##### RECORD EXCERPTS #####

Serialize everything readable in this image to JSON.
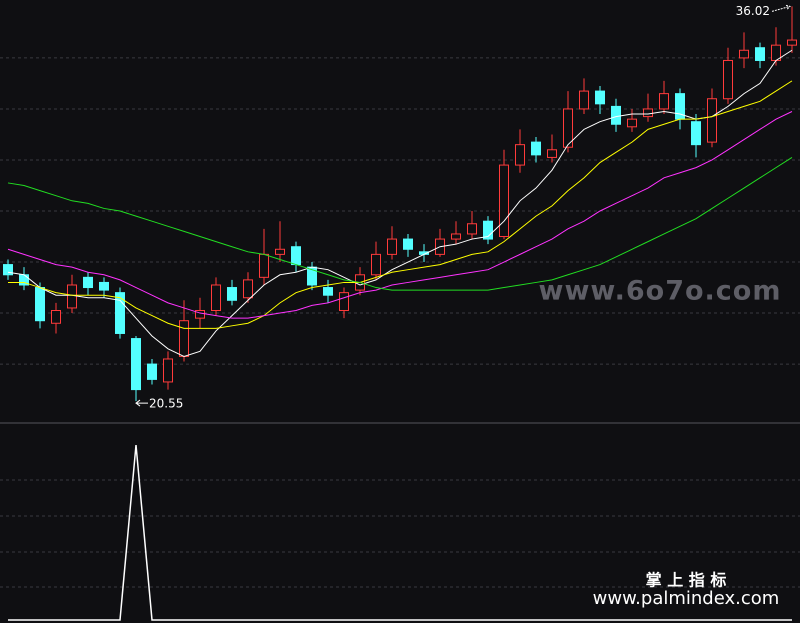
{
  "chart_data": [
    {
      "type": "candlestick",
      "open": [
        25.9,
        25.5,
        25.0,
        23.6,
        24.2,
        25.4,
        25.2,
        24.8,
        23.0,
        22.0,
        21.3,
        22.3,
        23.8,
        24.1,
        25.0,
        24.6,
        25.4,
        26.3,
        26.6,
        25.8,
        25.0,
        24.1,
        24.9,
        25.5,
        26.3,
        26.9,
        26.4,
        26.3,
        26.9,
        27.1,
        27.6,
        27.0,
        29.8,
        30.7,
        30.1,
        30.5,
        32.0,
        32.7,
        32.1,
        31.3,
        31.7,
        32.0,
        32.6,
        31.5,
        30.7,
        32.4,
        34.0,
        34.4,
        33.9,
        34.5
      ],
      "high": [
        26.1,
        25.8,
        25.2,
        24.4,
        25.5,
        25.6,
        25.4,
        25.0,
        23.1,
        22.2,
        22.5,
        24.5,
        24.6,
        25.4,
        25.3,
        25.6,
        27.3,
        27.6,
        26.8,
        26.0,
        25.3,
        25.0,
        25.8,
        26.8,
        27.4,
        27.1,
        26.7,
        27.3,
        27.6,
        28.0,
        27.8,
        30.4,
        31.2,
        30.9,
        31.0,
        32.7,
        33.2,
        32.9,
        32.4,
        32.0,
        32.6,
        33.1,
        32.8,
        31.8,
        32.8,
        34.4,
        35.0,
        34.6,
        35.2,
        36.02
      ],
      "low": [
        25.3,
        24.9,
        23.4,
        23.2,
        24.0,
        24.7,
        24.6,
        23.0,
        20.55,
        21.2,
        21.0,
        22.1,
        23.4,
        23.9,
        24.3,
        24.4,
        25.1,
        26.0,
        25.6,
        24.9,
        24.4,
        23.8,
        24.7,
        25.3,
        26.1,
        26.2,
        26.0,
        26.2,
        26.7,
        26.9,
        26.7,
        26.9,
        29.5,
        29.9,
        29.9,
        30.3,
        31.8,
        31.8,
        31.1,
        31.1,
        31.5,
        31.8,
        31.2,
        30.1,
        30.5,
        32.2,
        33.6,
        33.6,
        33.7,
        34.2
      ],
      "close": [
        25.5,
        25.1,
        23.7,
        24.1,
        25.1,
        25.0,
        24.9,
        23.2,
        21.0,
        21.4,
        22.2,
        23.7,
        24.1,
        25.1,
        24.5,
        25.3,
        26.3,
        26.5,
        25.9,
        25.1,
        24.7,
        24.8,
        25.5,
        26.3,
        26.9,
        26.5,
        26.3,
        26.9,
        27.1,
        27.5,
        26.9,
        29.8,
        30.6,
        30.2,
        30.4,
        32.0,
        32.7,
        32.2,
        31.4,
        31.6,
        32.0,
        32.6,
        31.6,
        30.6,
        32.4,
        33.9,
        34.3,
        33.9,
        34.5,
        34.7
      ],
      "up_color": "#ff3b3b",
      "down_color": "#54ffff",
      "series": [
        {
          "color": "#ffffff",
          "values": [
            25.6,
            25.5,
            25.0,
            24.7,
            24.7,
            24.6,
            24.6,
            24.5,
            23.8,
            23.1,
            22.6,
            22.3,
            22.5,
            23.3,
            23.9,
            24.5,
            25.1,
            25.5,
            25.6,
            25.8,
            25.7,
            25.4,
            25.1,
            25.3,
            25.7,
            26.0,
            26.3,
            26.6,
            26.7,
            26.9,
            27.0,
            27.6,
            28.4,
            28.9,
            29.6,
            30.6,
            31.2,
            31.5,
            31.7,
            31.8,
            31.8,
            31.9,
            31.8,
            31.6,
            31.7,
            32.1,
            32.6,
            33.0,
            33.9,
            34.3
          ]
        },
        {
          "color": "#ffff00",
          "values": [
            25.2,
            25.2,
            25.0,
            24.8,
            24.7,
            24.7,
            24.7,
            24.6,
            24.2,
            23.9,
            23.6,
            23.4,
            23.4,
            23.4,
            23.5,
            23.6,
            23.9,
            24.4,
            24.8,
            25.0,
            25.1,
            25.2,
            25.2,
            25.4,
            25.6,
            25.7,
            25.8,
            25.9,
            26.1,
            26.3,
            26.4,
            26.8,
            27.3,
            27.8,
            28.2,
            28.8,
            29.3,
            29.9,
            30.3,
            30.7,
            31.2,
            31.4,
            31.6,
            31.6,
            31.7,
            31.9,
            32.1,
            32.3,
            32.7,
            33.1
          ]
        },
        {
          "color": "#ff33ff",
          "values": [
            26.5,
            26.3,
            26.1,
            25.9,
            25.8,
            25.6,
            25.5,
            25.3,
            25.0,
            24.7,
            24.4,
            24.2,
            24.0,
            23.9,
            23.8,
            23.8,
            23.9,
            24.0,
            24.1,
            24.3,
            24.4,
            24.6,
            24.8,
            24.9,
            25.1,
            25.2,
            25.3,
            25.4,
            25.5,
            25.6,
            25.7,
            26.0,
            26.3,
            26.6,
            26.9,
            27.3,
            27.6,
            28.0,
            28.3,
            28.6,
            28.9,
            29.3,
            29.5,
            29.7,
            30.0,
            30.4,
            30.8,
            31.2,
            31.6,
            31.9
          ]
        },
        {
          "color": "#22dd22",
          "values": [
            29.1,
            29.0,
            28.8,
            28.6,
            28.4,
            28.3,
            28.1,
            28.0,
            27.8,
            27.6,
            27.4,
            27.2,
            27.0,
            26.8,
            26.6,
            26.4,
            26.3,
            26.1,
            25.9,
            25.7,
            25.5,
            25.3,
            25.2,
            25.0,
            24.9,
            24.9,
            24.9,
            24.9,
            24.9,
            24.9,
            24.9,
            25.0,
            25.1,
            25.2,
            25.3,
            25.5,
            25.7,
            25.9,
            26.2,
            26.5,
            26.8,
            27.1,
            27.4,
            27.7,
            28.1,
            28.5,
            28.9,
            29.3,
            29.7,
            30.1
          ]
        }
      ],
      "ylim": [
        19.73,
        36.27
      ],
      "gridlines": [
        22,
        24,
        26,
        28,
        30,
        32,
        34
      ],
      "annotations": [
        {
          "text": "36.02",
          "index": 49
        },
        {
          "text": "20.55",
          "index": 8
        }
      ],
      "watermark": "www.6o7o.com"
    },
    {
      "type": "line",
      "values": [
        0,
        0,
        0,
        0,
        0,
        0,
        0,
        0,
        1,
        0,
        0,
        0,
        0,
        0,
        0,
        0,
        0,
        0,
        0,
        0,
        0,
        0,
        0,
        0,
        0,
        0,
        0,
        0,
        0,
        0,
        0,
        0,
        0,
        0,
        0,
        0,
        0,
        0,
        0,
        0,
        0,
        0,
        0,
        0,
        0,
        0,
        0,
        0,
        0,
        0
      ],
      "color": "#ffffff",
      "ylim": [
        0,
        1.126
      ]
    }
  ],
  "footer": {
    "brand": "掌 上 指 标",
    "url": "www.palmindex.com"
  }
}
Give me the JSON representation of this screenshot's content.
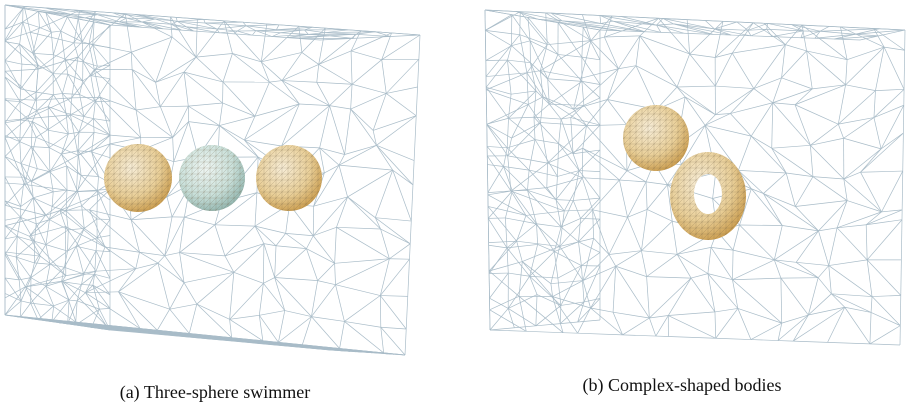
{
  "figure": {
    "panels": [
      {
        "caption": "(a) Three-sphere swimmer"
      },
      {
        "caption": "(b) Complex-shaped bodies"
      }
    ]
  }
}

#####

▸ **EXERCISE GOAL**
Check each line of the records for "JSON" and copy the ones that contain it.

▸ **COMPLETE OUTPUT**
Serialize everything readable in this image to JSON.
Give me the JSON representation of this screenshot's content.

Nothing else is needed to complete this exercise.